## begin EXERCISE MATERIAL

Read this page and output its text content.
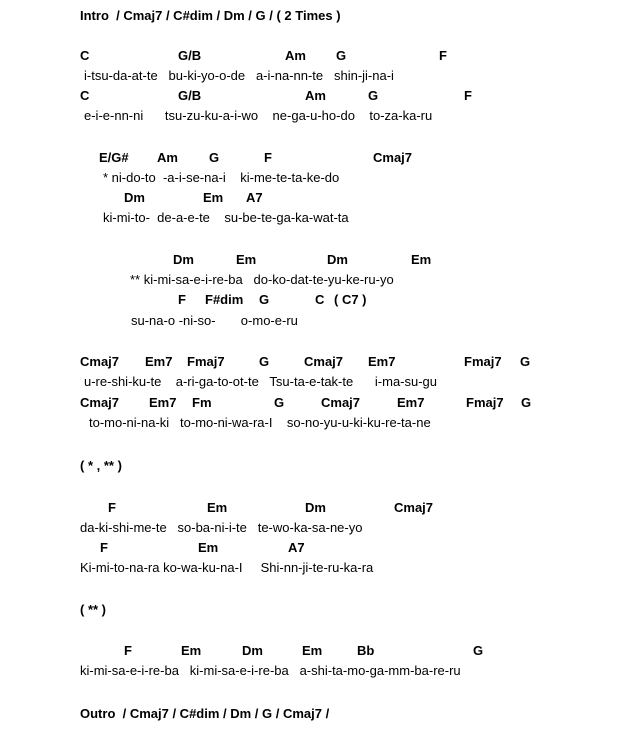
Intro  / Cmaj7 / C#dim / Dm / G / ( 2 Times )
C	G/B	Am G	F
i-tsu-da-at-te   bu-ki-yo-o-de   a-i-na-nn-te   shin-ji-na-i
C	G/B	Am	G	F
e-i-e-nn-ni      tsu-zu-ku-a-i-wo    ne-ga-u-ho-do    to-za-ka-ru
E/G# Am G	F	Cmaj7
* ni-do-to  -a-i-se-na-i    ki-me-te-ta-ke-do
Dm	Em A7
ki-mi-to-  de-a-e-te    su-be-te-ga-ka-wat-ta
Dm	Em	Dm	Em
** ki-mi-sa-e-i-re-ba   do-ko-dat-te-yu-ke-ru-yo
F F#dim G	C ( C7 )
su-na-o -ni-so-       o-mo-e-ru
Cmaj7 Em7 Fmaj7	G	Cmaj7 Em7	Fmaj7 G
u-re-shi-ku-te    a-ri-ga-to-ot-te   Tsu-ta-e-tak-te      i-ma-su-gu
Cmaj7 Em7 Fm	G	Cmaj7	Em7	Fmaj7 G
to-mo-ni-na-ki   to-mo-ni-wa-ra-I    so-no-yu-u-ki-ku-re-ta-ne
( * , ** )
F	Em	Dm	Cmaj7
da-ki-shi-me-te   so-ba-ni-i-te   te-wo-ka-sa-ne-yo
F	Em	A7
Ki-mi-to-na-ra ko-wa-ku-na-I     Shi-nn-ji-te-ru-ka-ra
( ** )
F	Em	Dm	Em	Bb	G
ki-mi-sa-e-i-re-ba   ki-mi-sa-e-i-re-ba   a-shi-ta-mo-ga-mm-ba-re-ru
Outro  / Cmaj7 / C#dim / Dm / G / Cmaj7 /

## end EXERCISE MATERIAL
## begin EXERCISE MATERIAL

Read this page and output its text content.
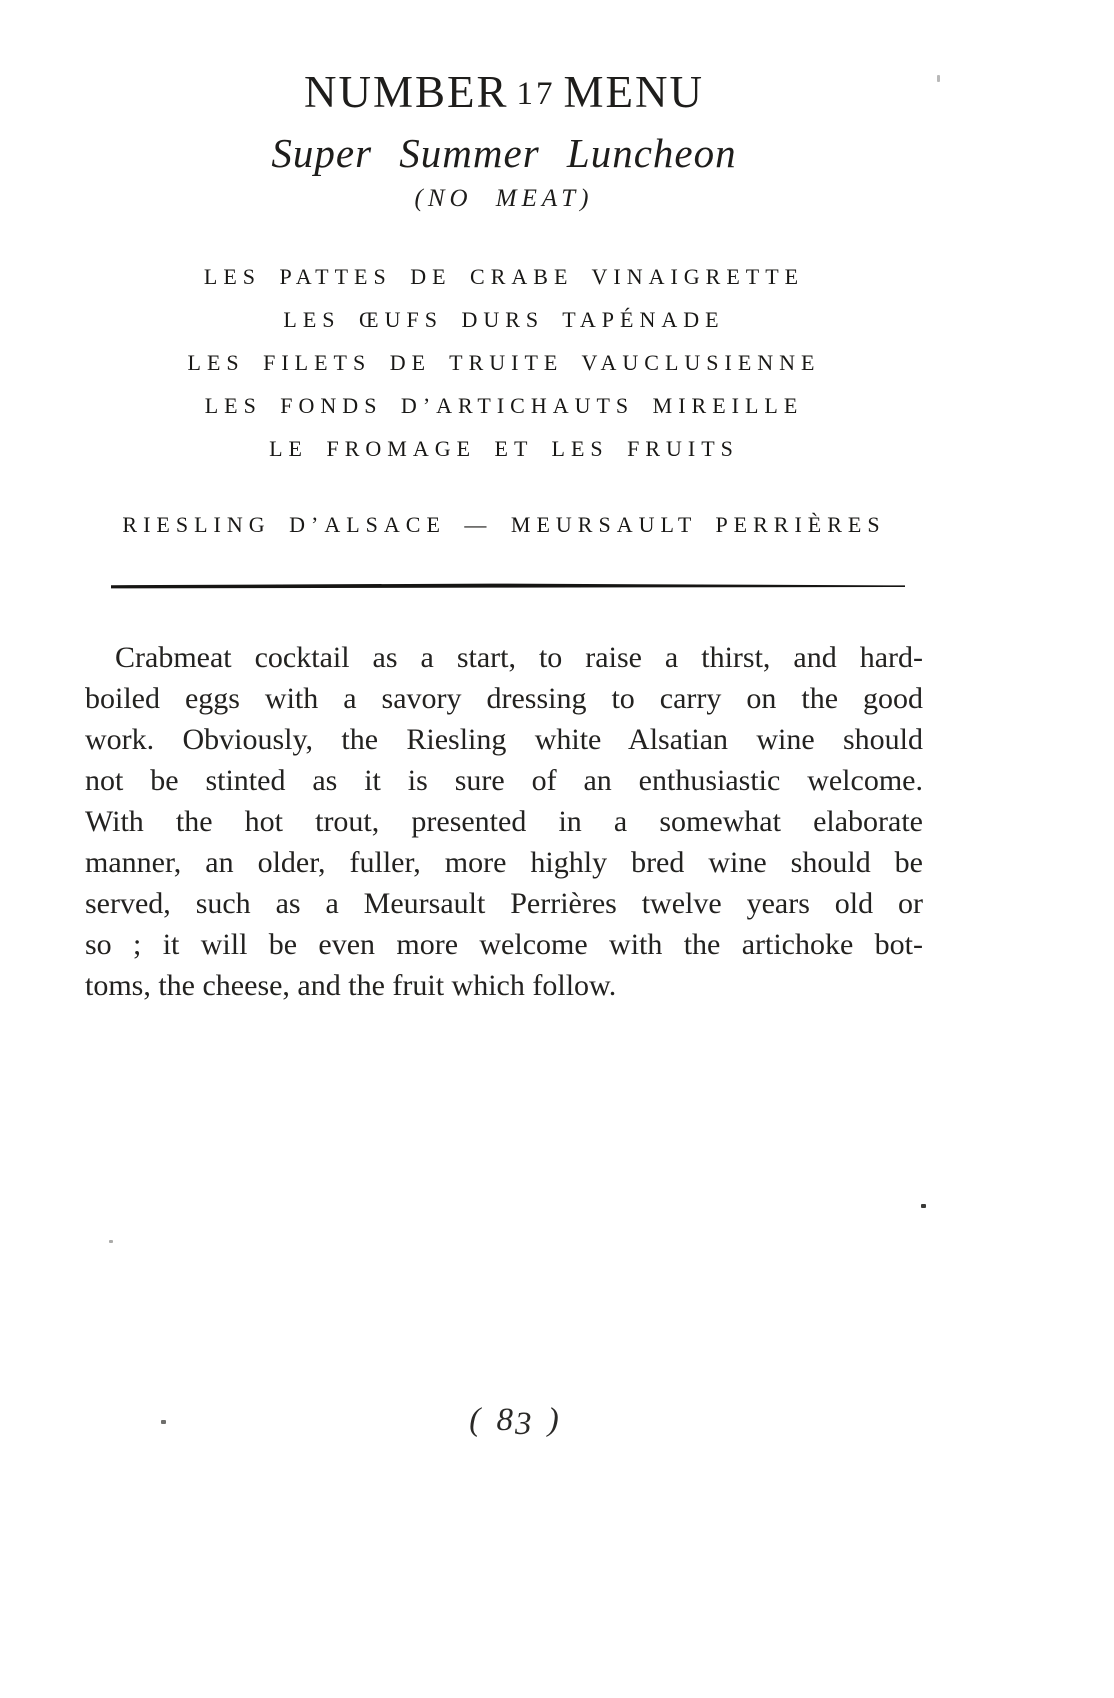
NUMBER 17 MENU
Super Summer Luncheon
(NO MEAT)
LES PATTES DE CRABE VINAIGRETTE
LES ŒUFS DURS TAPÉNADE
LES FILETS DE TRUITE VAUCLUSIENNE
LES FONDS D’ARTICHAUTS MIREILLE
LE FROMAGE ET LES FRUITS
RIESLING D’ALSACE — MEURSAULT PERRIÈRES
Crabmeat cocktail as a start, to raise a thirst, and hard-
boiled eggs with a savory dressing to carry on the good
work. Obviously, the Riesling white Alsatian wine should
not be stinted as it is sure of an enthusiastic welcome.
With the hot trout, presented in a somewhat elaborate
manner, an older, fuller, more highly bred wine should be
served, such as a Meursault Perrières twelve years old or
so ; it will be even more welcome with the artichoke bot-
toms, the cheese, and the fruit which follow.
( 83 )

## end EXERCISE MATERIAL
## begin EXERCISE MATERIAL

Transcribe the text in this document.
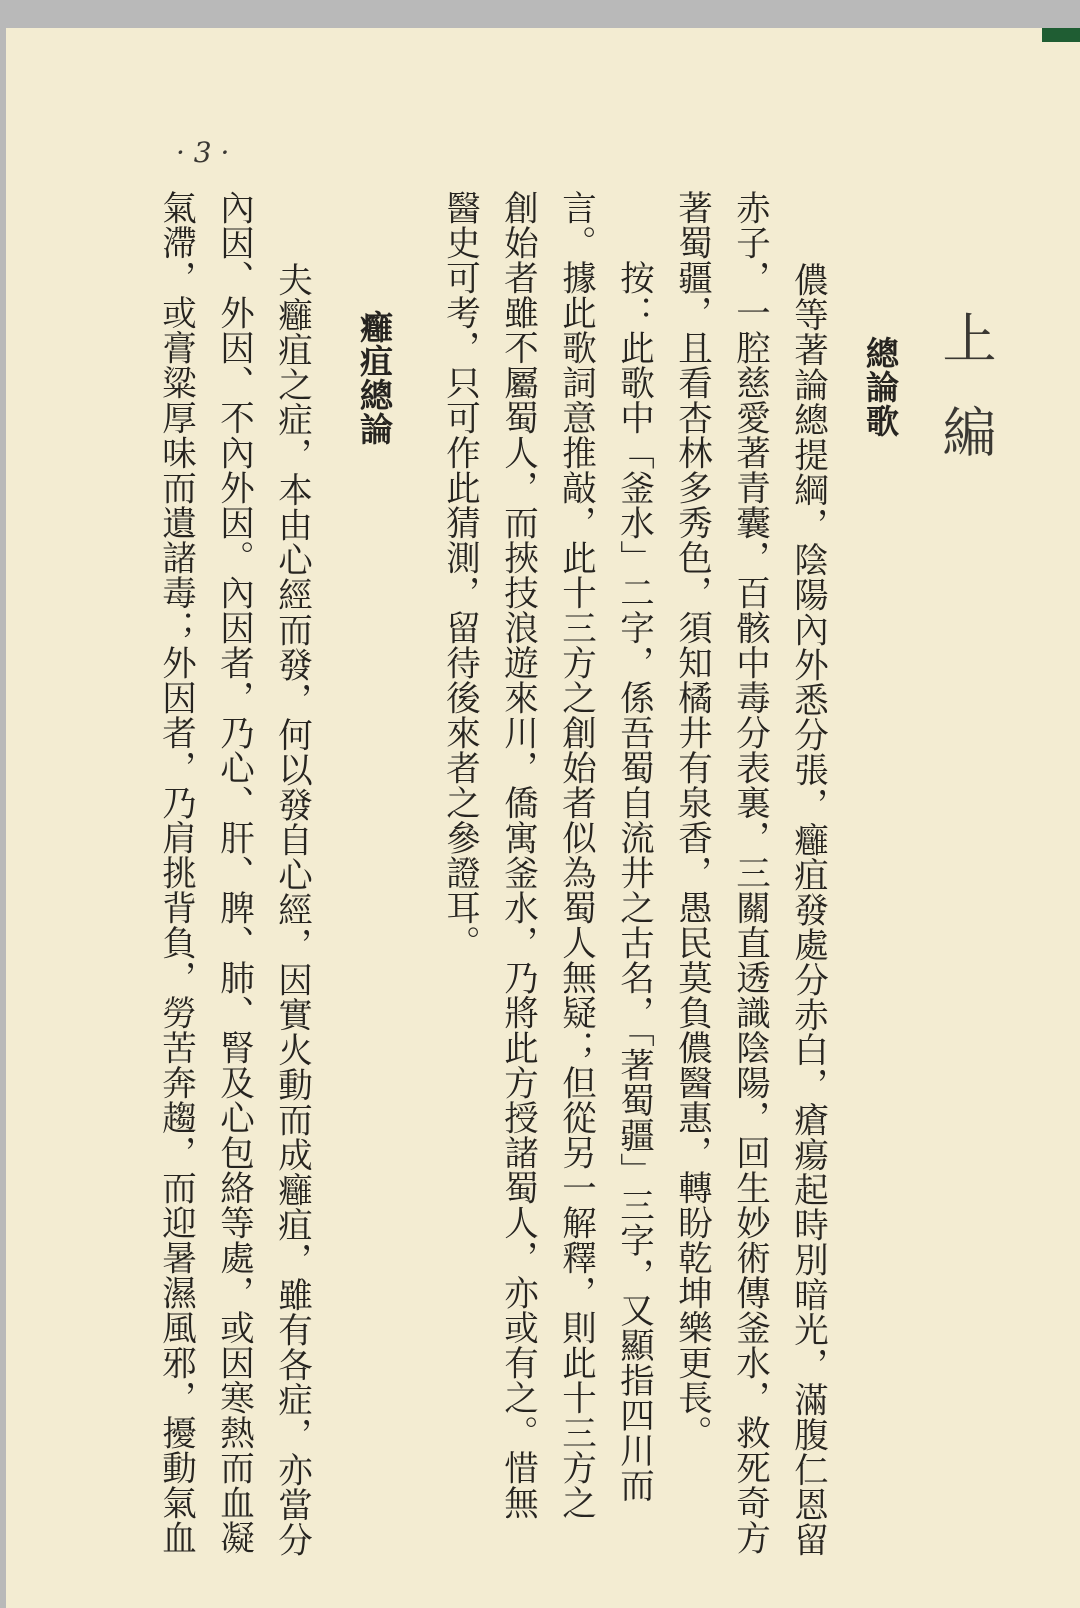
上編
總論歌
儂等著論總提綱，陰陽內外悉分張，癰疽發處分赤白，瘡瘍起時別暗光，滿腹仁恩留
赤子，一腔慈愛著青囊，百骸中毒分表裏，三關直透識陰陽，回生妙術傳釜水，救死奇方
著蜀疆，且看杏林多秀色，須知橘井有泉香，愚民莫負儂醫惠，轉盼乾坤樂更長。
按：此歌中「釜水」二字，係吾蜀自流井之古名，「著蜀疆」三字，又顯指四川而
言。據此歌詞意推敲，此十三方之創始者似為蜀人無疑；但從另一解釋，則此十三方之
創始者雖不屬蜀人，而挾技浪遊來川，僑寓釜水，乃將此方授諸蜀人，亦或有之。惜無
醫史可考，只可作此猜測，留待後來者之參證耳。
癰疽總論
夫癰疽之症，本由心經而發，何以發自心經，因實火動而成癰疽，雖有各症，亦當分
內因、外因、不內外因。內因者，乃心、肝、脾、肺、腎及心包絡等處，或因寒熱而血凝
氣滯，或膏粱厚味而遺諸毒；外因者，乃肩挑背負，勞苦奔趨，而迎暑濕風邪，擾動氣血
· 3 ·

## end EXERCISE MATERIAL

[DIRECTIONS]
In the records above, how many lines contain the word "wine"? Give the number alone.

[IN RESPONSE]
2